* _What the task asks_
From the listing below, pull out every line where the string "this" appears.
-*-*-
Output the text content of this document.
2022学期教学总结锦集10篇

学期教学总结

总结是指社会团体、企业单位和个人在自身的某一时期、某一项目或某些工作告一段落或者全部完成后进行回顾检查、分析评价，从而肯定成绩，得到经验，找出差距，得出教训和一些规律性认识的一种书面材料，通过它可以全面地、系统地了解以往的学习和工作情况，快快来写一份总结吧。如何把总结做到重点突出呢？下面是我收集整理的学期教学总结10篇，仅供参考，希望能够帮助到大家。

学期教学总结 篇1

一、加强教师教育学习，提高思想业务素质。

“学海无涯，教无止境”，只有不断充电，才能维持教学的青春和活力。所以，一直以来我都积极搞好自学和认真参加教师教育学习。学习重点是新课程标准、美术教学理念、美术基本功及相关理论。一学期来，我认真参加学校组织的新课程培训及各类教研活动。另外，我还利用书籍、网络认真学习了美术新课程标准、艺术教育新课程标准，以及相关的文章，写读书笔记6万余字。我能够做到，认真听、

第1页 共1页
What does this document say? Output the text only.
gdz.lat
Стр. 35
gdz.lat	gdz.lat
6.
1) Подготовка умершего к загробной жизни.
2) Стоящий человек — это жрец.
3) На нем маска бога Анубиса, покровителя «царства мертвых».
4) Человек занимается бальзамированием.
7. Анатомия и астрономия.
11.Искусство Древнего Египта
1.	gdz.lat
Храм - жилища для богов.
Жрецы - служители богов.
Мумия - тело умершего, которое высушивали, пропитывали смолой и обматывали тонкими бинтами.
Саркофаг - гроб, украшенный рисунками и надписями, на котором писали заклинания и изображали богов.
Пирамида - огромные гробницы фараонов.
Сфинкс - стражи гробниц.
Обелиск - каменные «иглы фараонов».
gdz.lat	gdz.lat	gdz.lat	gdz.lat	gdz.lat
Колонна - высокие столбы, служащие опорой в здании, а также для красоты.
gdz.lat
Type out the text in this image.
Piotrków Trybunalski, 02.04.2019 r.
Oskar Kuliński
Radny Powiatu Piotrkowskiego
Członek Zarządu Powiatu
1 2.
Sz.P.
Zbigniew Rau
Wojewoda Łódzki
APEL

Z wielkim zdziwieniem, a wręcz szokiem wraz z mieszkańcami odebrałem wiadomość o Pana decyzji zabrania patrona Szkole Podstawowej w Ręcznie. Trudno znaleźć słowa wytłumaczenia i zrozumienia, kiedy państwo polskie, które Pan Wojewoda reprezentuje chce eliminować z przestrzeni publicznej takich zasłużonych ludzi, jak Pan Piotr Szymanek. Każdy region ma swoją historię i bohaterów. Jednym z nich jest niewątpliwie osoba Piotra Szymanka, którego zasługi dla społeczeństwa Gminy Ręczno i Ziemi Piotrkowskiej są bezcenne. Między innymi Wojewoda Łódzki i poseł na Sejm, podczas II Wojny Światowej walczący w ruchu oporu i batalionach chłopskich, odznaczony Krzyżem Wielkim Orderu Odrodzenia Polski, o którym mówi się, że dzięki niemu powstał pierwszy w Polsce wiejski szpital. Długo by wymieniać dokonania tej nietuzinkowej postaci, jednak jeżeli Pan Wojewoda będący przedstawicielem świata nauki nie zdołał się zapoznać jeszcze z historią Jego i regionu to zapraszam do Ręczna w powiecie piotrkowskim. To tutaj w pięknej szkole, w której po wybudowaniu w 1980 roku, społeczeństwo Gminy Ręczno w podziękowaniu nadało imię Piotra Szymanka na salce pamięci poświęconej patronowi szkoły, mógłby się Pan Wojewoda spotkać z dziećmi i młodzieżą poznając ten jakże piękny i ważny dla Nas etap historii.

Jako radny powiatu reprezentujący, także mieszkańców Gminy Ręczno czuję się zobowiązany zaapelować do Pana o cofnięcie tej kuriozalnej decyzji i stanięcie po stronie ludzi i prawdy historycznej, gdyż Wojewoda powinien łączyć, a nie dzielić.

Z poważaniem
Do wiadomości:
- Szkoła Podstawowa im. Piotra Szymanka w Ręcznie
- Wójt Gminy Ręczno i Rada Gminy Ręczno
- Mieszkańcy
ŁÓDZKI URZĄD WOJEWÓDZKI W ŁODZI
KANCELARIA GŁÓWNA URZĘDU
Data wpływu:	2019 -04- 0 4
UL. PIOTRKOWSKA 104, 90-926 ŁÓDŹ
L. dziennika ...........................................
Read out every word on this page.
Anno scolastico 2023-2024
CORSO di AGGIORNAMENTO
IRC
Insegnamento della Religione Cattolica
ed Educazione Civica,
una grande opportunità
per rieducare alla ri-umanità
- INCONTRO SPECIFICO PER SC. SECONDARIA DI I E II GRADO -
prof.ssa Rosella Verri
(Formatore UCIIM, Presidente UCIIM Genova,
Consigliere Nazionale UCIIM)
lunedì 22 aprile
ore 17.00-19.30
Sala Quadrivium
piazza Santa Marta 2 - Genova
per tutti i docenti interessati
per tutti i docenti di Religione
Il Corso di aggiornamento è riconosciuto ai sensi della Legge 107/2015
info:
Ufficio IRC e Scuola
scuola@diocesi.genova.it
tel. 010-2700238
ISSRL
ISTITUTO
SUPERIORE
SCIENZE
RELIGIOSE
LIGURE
-*-*-
* _Correct response_
Output the text content of this document.
What does this document say? Output the text only.
Type out the text in this image.
Read out every word on this page.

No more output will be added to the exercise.